Roy Howat (born 1951) is a Scottish pianist and musicologist, who specializes in French music. Howat has been Keyboard Research Fellow at the Royal Academy of Music in London since 2003, and Research Fellow at the Royal Conservatoire of Scotland since 2013.

==Biography==
Howat was born in Ayrshire, Scotland. His mother was Czech, his father Scots. He was educated at Ardrossan Academy in Ayrshire and King's College, Cambridge, where he graduated with a first-class degree in Music in 1974. He has also studied under Vlado Perlemuter in Paris.

He is married to the Australian pianist and musical writer Emily Kilpatrick.

==Publications==
He is one of the founding editors, with Pierre Boulez, François Lesure and others, of the Paris-based Complete Debussy Edition (Œuvres Complètes de Claude Debussy), for which he has edited much of the piano music. His other publications include the books Debussy in Proportion and The Art of French piano music, Urtext volumes of Chabrier and Fauré, an English edition of Jean-Jacques Eigeldinger's Chopin, Pianist and Teacher, and chapters in numerous other books on Schubert, Chopin, Debussy, Ravel, Bartók and others.

» **Exercise data**:
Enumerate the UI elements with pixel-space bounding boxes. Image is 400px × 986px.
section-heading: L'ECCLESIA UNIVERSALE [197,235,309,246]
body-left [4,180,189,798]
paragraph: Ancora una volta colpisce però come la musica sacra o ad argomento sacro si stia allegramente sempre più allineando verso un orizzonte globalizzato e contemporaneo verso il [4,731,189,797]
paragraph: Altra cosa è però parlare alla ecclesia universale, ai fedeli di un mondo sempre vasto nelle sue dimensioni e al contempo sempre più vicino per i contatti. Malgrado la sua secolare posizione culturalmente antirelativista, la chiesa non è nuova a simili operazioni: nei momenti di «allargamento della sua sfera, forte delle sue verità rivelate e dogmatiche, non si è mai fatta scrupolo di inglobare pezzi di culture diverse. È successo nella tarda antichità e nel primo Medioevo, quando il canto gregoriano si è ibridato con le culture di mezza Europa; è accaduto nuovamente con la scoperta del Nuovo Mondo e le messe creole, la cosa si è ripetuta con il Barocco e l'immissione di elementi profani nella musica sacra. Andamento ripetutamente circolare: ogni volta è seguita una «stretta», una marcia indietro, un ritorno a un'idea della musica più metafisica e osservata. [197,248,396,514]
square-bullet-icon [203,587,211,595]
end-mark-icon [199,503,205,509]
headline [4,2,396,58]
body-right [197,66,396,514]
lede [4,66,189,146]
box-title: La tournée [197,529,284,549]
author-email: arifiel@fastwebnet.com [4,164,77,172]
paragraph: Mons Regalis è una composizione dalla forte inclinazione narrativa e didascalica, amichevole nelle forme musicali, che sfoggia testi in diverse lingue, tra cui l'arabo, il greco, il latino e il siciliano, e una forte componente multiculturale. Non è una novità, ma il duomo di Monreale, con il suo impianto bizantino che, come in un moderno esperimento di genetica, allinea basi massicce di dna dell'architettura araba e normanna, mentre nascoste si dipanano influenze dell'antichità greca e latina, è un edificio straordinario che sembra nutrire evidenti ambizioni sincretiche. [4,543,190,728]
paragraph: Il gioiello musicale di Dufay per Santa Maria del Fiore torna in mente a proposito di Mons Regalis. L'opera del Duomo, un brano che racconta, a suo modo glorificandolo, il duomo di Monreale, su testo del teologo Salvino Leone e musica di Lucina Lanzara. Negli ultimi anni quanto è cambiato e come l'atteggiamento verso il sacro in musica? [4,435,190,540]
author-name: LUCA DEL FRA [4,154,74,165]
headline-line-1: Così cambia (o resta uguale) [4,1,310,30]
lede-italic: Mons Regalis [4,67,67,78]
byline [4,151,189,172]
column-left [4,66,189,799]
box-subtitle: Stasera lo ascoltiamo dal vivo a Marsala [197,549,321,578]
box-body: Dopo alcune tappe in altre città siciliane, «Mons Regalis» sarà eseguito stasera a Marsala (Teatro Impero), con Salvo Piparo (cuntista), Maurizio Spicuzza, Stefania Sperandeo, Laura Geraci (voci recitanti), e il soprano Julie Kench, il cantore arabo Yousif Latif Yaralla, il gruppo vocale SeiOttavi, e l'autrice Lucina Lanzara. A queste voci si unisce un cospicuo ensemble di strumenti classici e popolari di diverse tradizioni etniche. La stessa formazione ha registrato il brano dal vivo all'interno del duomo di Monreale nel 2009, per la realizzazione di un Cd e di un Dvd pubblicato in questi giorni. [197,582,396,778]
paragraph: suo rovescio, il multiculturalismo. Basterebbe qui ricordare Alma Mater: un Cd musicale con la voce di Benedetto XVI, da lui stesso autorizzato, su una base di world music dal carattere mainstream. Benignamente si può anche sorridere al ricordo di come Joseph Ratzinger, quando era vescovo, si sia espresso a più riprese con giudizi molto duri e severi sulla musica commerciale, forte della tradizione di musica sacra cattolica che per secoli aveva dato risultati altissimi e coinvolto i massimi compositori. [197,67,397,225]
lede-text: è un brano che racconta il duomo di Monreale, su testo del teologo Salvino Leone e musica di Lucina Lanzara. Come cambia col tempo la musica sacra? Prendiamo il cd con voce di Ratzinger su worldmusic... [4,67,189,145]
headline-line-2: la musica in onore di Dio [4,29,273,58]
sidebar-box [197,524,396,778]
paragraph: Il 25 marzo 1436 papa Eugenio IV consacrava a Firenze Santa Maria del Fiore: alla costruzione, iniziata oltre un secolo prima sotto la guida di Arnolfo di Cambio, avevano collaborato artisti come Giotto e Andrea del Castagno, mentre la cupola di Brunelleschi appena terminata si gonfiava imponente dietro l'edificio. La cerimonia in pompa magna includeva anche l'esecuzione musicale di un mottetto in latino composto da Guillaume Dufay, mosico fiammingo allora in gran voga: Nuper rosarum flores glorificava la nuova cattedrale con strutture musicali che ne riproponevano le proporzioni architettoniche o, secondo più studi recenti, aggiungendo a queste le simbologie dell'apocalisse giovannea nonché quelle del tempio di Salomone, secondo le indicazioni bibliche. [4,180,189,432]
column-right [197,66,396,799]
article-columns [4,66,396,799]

» **Activities**:
A. Using the biography of Roy Howat, explain in one to three sentences how he is connected to the Complete Debussy Edition.
B. Continue the biography of Roy Howat from its final sentence.

» **Answers by item number**:
A. Howat is one of the founding editors of the Paris-based Complete Debussy Edition (Œuvres Complètes de Claude Debussy), along with Pierre Boulez, François Lesure and others. For that edition, he has edited much of the piano music.

B.
==Performances==
His recordings include major piano and chamber works by composers including Debussy, Chabrier, Fauré and Pierné. In 2001 he toured in Egypt as both pianist and violist with the Sarastro Ensemble. More recent performances include those with the Panocha Quartet in Japan, the Czech Republic and the UK (including the Wigmore Hall).